§ **Exercise objective**
Lines that hold the word "Periods" should be located and copied.

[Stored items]
-- BEGIN --

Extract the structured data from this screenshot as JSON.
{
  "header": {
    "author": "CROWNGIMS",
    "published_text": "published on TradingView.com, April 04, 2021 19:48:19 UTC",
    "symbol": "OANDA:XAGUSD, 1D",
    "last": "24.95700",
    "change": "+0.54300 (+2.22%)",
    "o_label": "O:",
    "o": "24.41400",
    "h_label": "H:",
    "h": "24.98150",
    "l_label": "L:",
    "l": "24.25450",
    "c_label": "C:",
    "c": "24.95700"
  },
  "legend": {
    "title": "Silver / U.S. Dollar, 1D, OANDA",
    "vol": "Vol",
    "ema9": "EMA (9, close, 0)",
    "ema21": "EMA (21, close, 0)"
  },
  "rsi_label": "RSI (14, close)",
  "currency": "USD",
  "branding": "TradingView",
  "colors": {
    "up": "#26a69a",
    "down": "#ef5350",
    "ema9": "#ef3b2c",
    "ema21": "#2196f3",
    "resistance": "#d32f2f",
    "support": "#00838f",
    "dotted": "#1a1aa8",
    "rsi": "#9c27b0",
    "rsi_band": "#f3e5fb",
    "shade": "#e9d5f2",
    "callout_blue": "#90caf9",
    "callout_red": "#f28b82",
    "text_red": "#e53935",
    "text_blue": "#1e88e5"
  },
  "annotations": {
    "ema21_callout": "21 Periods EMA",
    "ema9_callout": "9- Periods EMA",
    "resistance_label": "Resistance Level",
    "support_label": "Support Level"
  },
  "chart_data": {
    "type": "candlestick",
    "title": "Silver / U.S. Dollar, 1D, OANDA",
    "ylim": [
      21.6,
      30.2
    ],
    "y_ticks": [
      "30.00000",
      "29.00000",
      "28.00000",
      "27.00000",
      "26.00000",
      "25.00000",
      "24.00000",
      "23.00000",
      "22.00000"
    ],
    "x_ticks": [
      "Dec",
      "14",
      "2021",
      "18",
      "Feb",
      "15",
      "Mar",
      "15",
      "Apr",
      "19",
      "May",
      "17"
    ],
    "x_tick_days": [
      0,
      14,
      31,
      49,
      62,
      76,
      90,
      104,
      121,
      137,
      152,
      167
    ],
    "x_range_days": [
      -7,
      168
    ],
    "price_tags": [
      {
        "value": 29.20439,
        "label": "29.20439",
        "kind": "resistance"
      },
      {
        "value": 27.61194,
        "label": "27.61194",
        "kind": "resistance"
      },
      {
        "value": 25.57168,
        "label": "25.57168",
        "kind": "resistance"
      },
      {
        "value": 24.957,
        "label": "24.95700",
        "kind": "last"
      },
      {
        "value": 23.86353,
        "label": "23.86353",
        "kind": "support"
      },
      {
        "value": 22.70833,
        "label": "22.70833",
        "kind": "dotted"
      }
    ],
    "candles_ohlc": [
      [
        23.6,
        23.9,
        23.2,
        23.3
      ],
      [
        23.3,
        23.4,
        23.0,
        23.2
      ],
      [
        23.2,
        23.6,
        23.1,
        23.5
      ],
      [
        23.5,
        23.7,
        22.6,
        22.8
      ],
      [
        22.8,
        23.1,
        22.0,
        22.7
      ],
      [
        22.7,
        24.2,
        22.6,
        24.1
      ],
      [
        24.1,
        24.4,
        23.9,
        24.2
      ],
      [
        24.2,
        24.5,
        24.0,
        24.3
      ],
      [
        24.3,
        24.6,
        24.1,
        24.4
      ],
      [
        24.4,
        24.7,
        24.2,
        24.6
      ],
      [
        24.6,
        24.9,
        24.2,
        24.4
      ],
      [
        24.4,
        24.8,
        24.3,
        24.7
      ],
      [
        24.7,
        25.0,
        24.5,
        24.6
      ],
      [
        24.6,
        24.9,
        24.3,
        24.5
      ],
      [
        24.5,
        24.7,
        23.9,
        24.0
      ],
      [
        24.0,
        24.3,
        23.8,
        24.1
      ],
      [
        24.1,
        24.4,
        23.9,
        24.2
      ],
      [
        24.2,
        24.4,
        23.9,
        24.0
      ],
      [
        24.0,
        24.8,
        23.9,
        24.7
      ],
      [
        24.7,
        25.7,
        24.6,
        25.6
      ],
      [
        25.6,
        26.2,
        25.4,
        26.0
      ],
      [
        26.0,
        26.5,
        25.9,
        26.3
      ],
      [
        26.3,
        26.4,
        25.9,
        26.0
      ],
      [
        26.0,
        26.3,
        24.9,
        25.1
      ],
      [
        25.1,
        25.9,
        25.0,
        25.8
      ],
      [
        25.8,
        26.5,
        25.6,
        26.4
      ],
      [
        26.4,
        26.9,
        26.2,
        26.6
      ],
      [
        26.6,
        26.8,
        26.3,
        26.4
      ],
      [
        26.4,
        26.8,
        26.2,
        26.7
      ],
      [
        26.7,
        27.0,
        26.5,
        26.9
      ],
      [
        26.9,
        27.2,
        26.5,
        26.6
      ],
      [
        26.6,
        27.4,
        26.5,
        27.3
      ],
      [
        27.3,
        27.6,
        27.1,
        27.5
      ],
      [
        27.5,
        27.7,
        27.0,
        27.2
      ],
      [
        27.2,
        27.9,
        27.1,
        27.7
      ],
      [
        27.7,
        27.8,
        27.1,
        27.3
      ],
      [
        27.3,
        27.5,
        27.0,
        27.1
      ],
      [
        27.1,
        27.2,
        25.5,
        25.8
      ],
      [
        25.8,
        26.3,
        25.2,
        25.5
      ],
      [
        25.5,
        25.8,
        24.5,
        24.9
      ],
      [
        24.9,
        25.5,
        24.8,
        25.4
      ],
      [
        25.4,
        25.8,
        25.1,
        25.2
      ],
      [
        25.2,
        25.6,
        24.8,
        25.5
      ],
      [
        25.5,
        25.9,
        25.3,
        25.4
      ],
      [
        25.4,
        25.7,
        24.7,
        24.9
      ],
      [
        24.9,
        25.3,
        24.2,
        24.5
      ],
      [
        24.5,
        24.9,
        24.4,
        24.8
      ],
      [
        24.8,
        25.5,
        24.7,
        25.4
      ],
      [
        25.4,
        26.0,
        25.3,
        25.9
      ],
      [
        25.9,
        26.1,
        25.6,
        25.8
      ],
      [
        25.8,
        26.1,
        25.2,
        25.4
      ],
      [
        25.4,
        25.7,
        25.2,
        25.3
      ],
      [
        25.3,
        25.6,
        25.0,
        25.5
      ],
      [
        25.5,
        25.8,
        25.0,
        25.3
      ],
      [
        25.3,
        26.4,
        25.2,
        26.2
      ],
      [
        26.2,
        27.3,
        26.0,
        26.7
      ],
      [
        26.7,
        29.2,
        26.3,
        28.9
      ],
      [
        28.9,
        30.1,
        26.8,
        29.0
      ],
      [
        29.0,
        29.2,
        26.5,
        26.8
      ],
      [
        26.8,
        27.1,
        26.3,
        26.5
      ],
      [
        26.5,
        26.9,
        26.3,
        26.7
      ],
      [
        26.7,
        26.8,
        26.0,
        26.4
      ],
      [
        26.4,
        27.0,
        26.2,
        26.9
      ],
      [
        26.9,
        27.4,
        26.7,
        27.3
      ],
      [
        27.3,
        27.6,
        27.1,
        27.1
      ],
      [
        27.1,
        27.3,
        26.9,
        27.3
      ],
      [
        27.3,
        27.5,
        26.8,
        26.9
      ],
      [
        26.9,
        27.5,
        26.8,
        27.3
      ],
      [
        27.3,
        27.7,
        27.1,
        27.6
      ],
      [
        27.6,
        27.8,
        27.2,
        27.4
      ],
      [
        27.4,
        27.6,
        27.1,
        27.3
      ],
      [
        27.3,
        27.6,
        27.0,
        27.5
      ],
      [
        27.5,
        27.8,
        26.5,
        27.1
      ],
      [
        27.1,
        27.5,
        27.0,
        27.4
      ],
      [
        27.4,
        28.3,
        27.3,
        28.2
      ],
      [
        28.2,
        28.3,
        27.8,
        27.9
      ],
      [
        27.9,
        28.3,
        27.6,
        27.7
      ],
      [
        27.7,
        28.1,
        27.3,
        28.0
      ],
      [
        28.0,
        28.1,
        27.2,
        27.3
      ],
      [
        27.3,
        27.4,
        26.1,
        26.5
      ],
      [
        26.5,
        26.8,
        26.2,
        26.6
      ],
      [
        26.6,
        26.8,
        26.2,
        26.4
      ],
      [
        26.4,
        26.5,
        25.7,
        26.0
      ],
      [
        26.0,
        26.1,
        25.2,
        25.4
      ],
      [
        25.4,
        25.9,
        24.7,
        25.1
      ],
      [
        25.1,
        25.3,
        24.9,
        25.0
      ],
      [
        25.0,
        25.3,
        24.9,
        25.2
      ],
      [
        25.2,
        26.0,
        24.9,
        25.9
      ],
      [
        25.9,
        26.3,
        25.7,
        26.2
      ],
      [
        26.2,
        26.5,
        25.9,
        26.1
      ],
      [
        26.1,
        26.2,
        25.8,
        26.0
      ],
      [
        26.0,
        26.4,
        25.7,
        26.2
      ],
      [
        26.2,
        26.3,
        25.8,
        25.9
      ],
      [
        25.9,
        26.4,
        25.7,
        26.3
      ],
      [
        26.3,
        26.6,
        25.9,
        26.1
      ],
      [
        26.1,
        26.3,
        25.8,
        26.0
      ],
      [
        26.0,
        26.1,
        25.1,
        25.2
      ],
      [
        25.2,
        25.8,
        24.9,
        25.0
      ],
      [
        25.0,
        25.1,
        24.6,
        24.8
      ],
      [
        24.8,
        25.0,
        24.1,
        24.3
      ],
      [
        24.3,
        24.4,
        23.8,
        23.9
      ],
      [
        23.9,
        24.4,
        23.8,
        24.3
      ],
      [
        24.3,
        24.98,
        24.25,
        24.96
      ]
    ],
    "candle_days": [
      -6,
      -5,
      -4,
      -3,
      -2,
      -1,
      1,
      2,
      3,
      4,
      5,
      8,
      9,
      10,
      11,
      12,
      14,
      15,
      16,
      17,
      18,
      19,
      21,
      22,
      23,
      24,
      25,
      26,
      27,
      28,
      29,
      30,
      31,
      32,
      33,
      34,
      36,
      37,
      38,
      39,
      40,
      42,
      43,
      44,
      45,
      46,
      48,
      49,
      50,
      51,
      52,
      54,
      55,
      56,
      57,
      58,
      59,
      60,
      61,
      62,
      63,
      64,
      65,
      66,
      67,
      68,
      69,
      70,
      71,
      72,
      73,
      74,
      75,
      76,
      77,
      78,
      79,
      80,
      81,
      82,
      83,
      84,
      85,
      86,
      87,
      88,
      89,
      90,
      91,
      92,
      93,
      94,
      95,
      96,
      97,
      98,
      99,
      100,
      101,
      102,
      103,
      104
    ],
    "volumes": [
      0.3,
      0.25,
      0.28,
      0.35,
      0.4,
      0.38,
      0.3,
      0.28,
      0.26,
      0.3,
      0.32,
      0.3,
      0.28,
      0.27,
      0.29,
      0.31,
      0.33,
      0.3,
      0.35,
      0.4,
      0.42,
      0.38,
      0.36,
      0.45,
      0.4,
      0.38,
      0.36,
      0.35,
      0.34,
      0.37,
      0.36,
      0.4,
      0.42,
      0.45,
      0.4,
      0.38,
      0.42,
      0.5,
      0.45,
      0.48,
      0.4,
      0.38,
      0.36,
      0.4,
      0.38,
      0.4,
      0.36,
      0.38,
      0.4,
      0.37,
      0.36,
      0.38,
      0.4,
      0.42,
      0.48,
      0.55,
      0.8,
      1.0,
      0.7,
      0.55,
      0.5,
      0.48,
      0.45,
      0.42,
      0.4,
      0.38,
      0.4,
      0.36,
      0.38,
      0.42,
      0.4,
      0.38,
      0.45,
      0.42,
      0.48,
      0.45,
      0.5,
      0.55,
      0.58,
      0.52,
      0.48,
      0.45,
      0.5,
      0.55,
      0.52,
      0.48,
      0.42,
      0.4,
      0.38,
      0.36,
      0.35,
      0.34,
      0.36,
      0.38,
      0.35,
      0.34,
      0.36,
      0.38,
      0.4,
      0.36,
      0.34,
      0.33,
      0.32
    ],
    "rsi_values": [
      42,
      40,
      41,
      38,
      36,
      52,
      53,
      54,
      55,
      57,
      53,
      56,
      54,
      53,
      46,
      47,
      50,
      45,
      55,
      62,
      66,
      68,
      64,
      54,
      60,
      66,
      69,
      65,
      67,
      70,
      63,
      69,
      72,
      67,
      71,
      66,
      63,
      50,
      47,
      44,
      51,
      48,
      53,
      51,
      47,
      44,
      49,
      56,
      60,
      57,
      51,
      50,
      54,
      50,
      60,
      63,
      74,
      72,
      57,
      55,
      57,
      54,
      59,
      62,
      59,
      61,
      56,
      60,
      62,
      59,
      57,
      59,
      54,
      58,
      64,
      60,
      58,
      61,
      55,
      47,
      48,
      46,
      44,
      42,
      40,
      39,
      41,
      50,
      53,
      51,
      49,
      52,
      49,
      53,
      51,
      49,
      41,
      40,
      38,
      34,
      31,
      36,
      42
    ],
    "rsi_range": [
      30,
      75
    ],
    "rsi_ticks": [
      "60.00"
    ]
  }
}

-- END --

§ **Answer for this exercise**
    "ema21_callout": "21 Periods EMA",
    "ema9_callout": "9- Periods EMA",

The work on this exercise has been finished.